◆ SET EXERCISE ◆
Below is a set of records; print all of them exactly as written.

Extracted records:
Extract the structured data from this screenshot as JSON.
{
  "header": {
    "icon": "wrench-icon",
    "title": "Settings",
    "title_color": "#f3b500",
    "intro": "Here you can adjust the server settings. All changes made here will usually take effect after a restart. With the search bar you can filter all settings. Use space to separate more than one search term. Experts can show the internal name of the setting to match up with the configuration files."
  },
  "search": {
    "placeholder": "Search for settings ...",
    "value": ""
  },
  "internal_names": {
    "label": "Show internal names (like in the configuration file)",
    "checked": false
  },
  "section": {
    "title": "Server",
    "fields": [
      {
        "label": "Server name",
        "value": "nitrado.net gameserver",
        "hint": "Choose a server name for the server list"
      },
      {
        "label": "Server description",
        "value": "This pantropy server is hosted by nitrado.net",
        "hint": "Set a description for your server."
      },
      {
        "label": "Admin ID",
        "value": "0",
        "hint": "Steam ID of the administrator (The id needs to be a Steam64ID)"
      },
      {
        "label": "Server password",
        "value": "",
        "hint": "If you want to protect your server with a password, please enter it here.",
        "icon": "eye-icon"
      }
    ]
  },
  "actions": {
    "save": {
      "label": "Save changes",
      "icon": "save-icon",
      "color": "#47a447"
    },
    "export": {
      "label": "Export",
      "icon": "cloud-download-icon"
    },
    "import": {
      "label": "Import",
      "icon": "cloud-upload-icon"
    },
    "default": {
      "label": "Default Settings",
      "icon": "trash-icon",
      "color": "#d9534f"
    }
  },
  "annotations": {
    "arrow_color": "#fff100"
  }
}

◆ EXERCISE OUTPUT ◆
Extract the structured data from this screenshot as JSON.
{
  "header": {
    "icon": "wrench-icon",
    "title": "Settings",
    "title_color": "#f3b500",
    "intro": "Here you can adjust the server settings. All changes made here will usually take effect after a restart. With the search bar you can filter all settings. Use space to separate more than one search term. Experts can show the internal name of the setting to match up with the configuration files."
  },
  "search": {
    "placeholder": "Search for settings ...",
    "value": ""
  },
  "internal_names": {
    "label": "Show internal names (like in the configuration file)",
    "checked": false
  },
  "section": {
    "title": "Server",
    "fields": [
      {
        "label": "Server name",
        "value": "nitrado.net gameserver",
        "hint": "Choose a server name for the server list"
      },
      {
        "label": "Server description",
        "value": "This pantropy server is hosted by nitrado.net",
        "hint": "Set a description for your server."
      },
      {
        "label": "Admin ID",
        "value": "0",
        "hint": "Steam ID of the administrator (The id needs to be a Steam64ID)"
      },
      {
        "label": "Server password",
        "value": "",
        "hint": "If you want to protect your server with a password, please enter it here.",
        "icon": "eye-icon"
      }
    ]
  },
  "actions": {
    "save": {
      "label": "Save changes",
      "icon": "save-icon",
      "color": "#47a447"
    },
    "export": {
      "label": "Export",
      "icon": "cloud-download-icon"
    },
    "import": {
      "label": "Import",
      "icon": "cloud-upload-icon"
    },
    "default": {
      "label": "Default Settings",
      "icon": "trash-icon",
      "color": "#d9534f"
    }
  },
  "annotations": {
    "arrow_color": "#fff100"
  }
}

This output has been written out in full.